- _TASK BRIEF_
Repeat the listing in full. Nothing may be added or left out.

- _SUPPLIED RECORDS_
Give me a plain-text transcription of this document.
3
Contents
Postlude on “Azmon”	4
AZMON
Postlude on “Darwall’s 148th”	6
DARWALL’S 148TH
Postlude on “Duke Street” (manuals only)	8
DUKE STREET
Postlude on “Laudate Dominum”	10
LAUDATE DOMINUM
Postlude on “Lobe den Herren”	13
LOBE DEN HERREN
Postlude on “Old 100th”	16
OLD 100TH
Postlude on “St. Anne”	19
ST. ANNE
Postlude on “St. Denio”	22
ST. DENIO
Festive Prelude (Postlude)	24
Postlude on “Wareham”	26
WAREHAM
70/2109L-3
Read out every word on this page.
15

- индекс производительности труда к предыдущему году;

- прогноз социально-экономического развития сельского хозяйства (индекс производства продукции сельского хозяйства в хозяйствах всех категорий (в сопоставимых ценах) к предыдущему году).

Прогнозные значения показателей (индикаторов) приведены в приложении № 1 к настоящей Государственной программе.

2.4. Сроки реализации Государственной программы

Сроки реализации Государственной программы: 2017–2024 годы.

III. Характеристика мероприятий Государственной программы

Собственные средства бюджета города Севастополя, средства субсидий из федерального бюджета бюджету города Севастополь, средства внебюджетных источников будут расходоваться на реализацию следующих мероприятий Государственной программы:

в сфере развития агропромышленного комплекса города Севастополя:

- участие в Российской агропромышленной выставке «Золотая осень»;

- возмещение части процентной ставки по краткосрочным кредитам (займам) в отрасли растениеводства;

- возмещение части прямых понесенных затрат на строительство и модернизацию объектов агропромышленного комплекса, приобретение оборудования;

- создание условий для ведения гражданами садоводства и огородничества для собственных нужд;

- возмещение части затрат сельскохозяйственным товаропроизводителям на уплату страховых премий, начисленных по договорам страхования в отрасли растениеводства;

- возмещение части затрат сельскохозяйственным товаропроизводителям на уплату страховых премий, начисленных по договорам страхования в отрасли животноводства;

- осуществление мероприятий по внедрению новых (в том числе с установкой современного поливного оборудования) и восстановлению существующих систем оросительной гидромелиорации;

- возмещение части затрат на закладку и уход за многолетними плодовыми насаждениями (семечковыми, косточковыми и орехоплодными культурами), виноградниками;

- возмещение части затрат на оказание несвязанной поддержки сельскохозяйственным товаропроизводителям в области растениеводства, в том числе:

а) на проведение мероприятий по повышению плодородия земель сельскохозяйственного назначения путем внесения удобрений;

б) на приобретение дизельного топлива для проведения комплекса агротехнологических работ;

- _FULL OUTPUT_
Give me a plain-text transcription of this document.
3
Contents
Postlude on “Azmon”	4
AZMON
Postlude on “Darwall’s 148th”	6
DARWALL’S 148TH
Postlude on “Duke Street” (manuals only)	8
DUKE STREET
Postlude on “Laudate Dominum”	10
LAUDATE DOMINUM
Postlude on “Lobe den Herren”	13
LOBE DEN HERREN
Postlude on “Old 100th”	16
OLD 100TH
Postlude on “St. Anne”	19
ST. ANNE
Postlude on “St. Denio”	22
ST. DENIO
Festive Prelude (Postlude)	24
Postlude on “Wareham”	26
WAREHAM
70/2109L-3
Read out every word on this page.
15

- индекс производительности труда к предыдущему году;

- прогноз социально-экономического развития сельского хозяйства (индекс производства продукции сельского хозяйства в хозяйствах всех категорий (в сопоставимых ценах) к предыдущему году).

Прогнозные значения показателей (индикаторов) приведены в приложении № 1 к настоящей Государственной программе.

2.4. Сроки реализации Государственной программы

Сроки реализации Государственной программы: 2017–2024 годы.

III. Характеристика мероприятий Государственной программы

Собственные средства бюджета города Севастополя, средства субсидий из федерального бюджета бюджету города Севастополь, средства внебюджетных источников будут расходоваться на реализацию следующих мероприятий Государственной программы:

в сфере развития агропромышленного комплекса города Севастополя:

- участие в Российской агропромышленной выставке «Золотая осень»;

- возмещение части процентной ставки по краткосрочным кредитам (займам) в отрасли растениеводства;

- возмещение части прямых понесенных затрат на строительство и модернизацию объектов агропромышленного комплекса, приобретение оборудования;

- создание условий для ведения гражданами садоводства и огородничества для собственных нужд;

- возмещение части затрат сельскохозяйственным товаропроизводителям на уплату страховых премий, начисленных по договорам страхования в отрасли растениеводства;

- возмещение части затрат сельскохозяйственным товаропроизводителям на уплату страховых премий, начисленных по договорам страхования в отрасли животноводства;

- осуществление мероприятий по внедрению новых (в том числе с установкой современного поливного оборудования) и восстановлению существующих систем оросительной гидромелиорации;

- возмещение части затрат на закладку и уход за многолетними плодовыми насаждениями (семечковыми, косточковыми и орехоплодными культурами), виноградниками;

- возмещение части затрат на оказание несвязанной поддержки сельскохозяйственным товаропроизводителям в области растениеводства, в том числе:

а) на проведение мероприятий по повышению плодородия земель сельскохозяйственного назначения путем внесения удобрений;

б) на приобретение дизельного топлива для проведения комплекса агротехнологических работ;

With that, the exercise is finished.